_Exercise aim_
Copy the data that follows exactly. Include no pictures.

_Record extracts_
--- Begin ---

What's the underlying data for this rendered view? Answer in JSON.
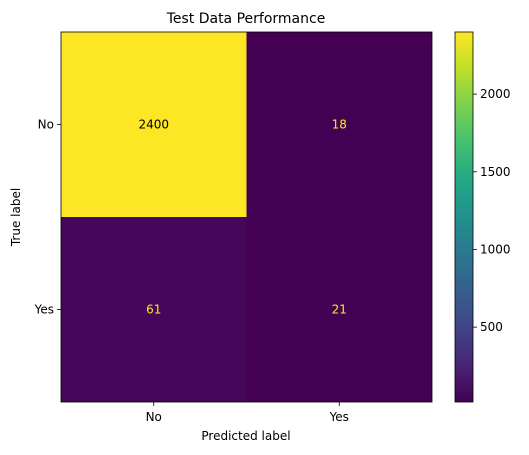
{
  "chart_data": {
    "type": "heatmap",
    "title": "Test Data Performance",
    "xlabel": "Predicted label",
    "ylabel": "True label",
    "x_categories": [
      "No",
      "Yes"
    ],
    "y_categories": [
      "No",
      "Yes"
    ],
    "values": [
      [
        2400,
        18
      ],
      [
        61,
        21
      ]
    ],
    "colormap": "viridis",
    "colorbar": {
      "range": [
        18,
        2400
      ],
      "ticks": [
        500,
        1000,
        1500,
        2000
      ]
    },
    "text_colors": {
      "high": "#000000",
      "low": "#fde725"
    }
  }
}
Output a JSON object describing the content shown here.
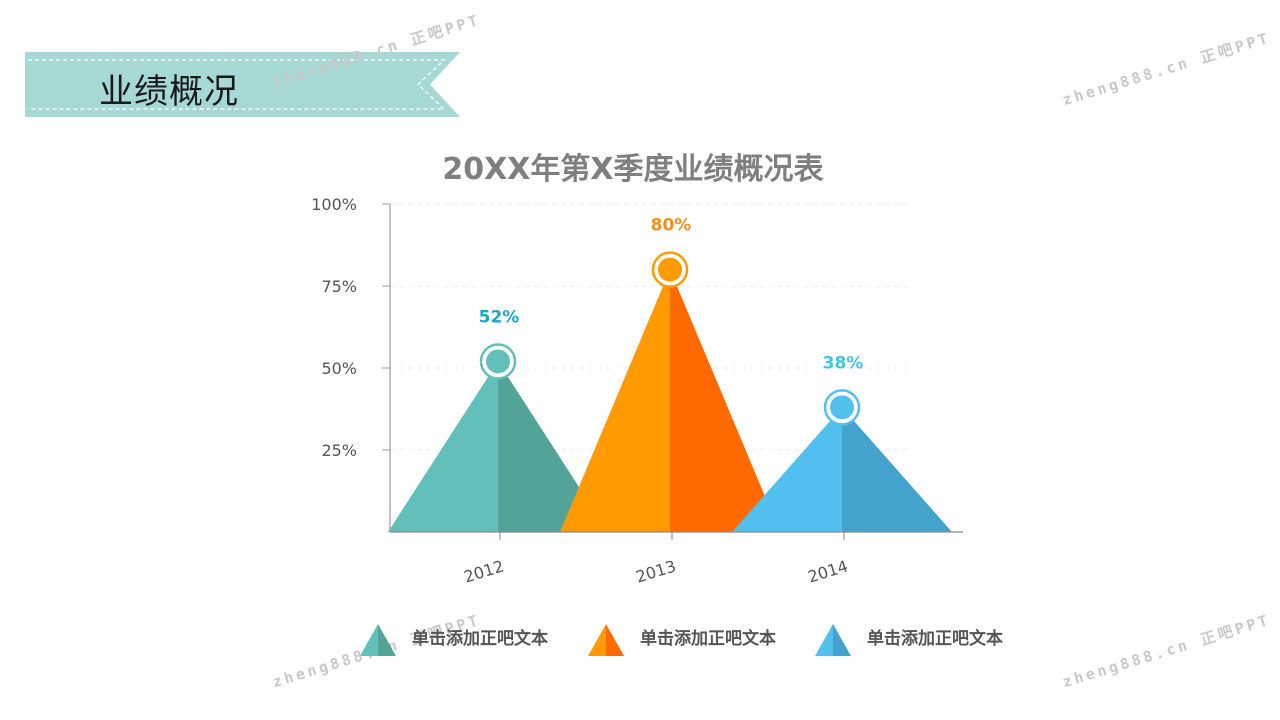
{
  "slide": {
    "title": "业绩概况",
    "watermarks": [
      "zheng888.cn 正吧PPT",
      "zheng888.cn 正吧PPT",
      "zheng888.cn 正吧PPT",
      "zheng888.cn 正吧PPT"
    ],
    "colors": {
      "banner": "#a6d8d5",
      "teal_light": "#63bfb9",
      "teal_dark": "#52a398",
      "orange_light": "#ff9a00",
      "orange_dark": "#ff6a00",
      "blue_light": "#52c0ee",
      "blue_dark": "#44a3cc",
      "title_gray": "#7f7f7f"
    }
  },
  "chart_data": {
    "type": "bar",
    "title": "20XX年第X季度业绩概况表",
    "categories": [
      "2012",
      "2013",
      "2014"
    ],
    "values": [
      52,
      80,
      38
    ],
    "value_labels": [
      "52%",
      "80%",
      "38%"
    ],
    "ylim": [
      0,
      100
    ],
    "yticks": [
      25,
      50,
      75,
      100
    ],
    "ytick_labels": [
      "25%",
      "50%",
      "75%",
      "100%"
    ],
    "grid": true,
    "legend_position": "bottom",
    "legend": [
      "单击添加正吧文本",
      "单击添加正吧文本",
      "单击添加正吧文本"
    ],
    "series_colors": [
      {
        "light": "#63bfb9",
        "dark": "#52a398",
        "label": "#1ba8c4"
      },
      {
        "light": "#ff9a00",
        "dark": "#ff6a00",
        "label": "#f0901e"
      },
      {
        "light": "#52c0ee",
        "dark": "#44a3cc",
        "label": "#44c3e6"
      }
    ]
  }
}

--- End ---

_Answer to the exercise_
What's the underlying data for this rendered view? Answer in JSON.
{
  "chart_data": {
    "type": "heatmap",
    "title": "Test Data Performance",
    "xlabel": "Predicted label",
    "ylabel": "True label",
    "x_categories": [
      "No",
      "Yes"
    ],
    "y_categories": [
      "No",
      "Yes"
    ],
    "values": [
      [
        2400,
        18
      ],
      [
        61,
        21
      ]
    ],
    "colormap": "viridis",
    "colorbar": {
      "range": [
        18,
        2400
      ],
      "ticks": [
        500,
        1000,
        1500,
        2000
      ]
    },
    "text_colors": {
      "high": "#000000",
      "low": "#fde725"
    }
  }
}
Output a JSON object describing the content shown here.
{
  "slide": {
    "title": "业绩概况",
    "watermarks": [
      "zheng888.cn 正吧PPT",
      "zheng888.cn 正吧PPT",
      "zheng888.cn 正吧PPT",
      "zheng888.cn 正吧PPT"
    ],
    "colors": {
      "banner": "#a6d8d5",
      "teal_light": "#63bfb9",
      "teal_dark": "#52a398",
      "orange_light": "#ff9a00",
      "orange_dark": "#ff6a00",
      "blue_light": "#52c0ee",
      "blue_dark": "#44a3cc",
      "title_gray": "#7f7f7f"
    }
  },
  "chart_data": {
    "type": "bar",
    "title": "20XX年第X季度业绩概况表",
    "categories": [
      "2012",
      "2013",
      "2014"
    ],
    "values": [
      52,
      80,
      38
    ],
    "value_labels": [
      "52%",
      "80%",
      "38%"
    ],
    "ylim": [
      0,
      100
    ],
    "yticks": [
      25,
      50,
      75,
      100
    ],
    "ytick_labels": [
      "25%",
      "50%",
      "75%",
      "100%"
    ],
    "grid": true,
    "legend_position": "bottom",
    "legend": [
      "单击添加正吧文本",
      "单击添加正吧文本",
      "单击添加正吧文本"
    ],
    "series_colors": [
      {
        "light": "#63bfb9",
        "dark": "#52a398",
        "label": "#1ba8c4"
      },
      {
        "light": "#ff9a00",
        "dark": "#ff6a00",
        "label": "#f0901e"
      },
      {
        "light": "#52c0ee",
        "dark": "#44a3cc",
        "label": "#44c3e6"
      }
    ]
  }
}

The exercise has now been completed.